WORK TO DO - Give the listing again character for character, but drop the images.

Stored records:
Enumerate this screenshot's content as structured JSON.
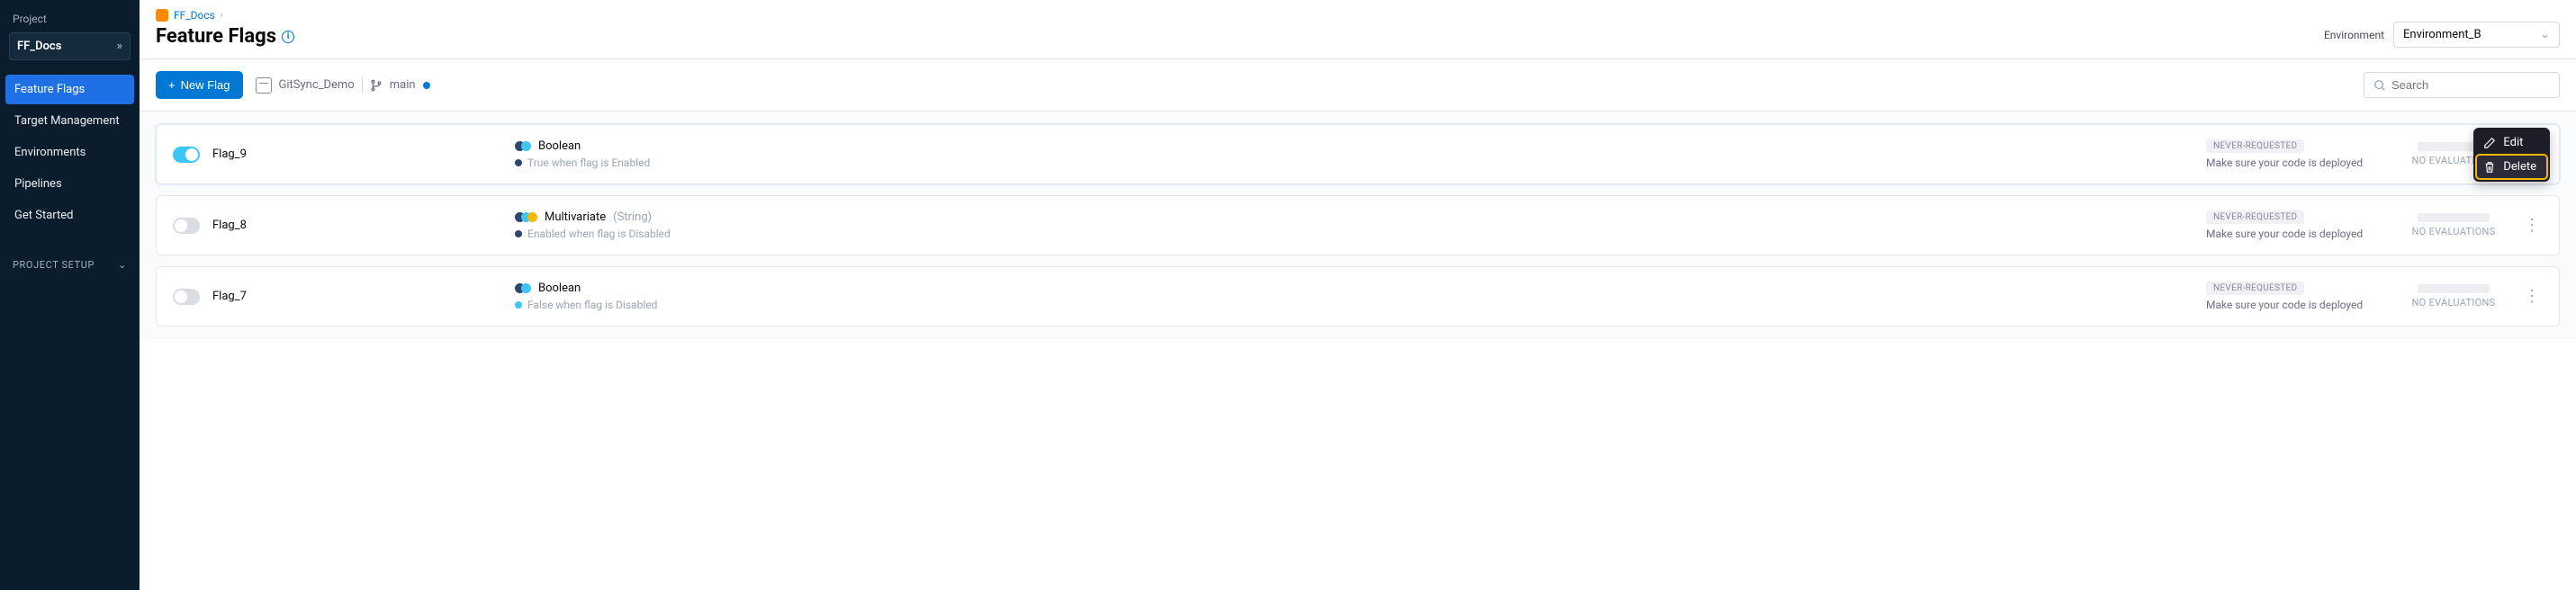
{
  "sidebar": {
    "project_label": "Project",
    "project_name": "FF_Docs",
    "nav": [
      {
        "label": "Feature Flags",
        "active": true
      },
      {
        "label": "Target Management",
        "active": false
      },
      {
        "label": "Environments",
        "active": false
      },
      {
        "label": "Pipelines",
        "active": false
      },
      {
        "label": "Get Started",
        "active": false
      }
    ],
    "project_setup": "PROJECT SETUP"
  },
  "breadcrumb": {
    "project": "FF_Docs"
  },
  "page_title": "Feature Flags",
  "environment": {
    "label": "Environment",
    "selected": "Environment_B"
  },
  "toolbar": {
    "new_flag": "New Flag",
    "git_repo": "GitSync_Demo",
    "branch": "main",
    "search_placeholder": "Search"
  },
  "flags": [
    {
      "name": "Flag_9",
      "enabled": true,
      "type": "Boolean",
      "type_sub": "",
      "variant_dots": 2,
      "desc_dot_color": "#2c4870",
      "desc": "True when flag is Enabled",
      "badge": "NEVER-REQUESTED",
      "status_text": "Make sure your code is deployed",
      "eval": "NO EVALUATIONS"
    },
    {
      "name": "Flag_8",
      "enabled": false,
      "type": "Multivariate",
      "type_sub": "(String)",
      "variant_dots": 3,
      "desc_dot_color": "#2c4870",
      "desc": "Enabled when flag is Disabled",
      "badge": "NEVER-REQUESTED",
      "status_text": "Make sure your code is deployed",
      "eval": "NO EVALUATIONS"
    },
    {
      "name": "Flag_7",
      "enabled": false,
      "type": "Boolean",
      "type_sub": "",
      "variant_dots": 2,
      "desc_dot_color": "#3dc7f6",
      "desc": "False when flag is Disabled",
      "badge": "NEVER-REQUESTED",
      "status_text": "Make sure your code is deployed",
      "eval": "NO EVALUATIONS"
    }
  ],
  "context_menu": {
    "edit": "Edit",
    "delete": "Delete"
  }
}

TASK ANSWER -
Enumerate this screenshot's content as structured JSON.
{
  "sidebar": {
    "project_label": "Project",
    "project_name": "FF_Docs",
    "nav": [
      {
        "label": "Feature Flags",
        "active": true
      },
      {
        "label": "Target Management",
        "active": false
      },
      {
        "label": "Environments",
        "active": false
      },
      {
        "label": "Pipelines",
        "active": false
      },
      {
        "label": "Get Started",
        "active": false
      }
    ],
    "project_setup": "PROJECT SETUP"
  },
  "breadcrumb": {
    "project": "FF_Docs"
  },
  "page_title": "Feature Flags",
  "environment": {
    "label": "Environment",
    "selected": "Environment_B"
  },
  "toolbar": {
    "new_flag": "New Flag",
    "git_repo": "GitSync_Demo",
    "branch": "main",
    "search_placeholder": "Search"
  },
  "flags": [
    {
      "name": "Flag_9",
      "enabled": true,
      "type": "Boolean",
      "type_sub": "",
      "variant_dots": 2,
      "desc_dot_color": "#2c4870",
      "desc": "True when flag is Enabled",
      "badge": "NEVER-REQUESTED",
      "status_text": "Make sure your code is deployed",
      "eval": "NO EVALUATIONS"
    },
    {
      "name": "Flag_8",
      "enabled": false,
      "type": "Multivariate",
      "type_sub": "(String)",
      "variant_dots": 3,
      "desc_dot_color": "#2c4870",
      "desc": "Enabled when flag is Disabled",
      "badge": "NEVER-REQUESTED",
      "status_text": "Make sure your code is deployed",
      "eval": "NO EVALUATIONS"
    },
    {
      "name": "Flag_7",
      "enabled": false,
      "type": "Boolean",
      "type_sub": "",
      "variant_dots": 2,
      "desc_dot_color": "#3dc7f6",
      "desc": "False when flag is Disabled",
      "badge": "NEVER-REQUESTED",
      "status_text": "Make sure your code is deployed",
      "eval": "NO EVALUATIONS"
    }
  ],
  "context_menu": {
    "edit": "Edit",
    "delete": "Delete"
  }
}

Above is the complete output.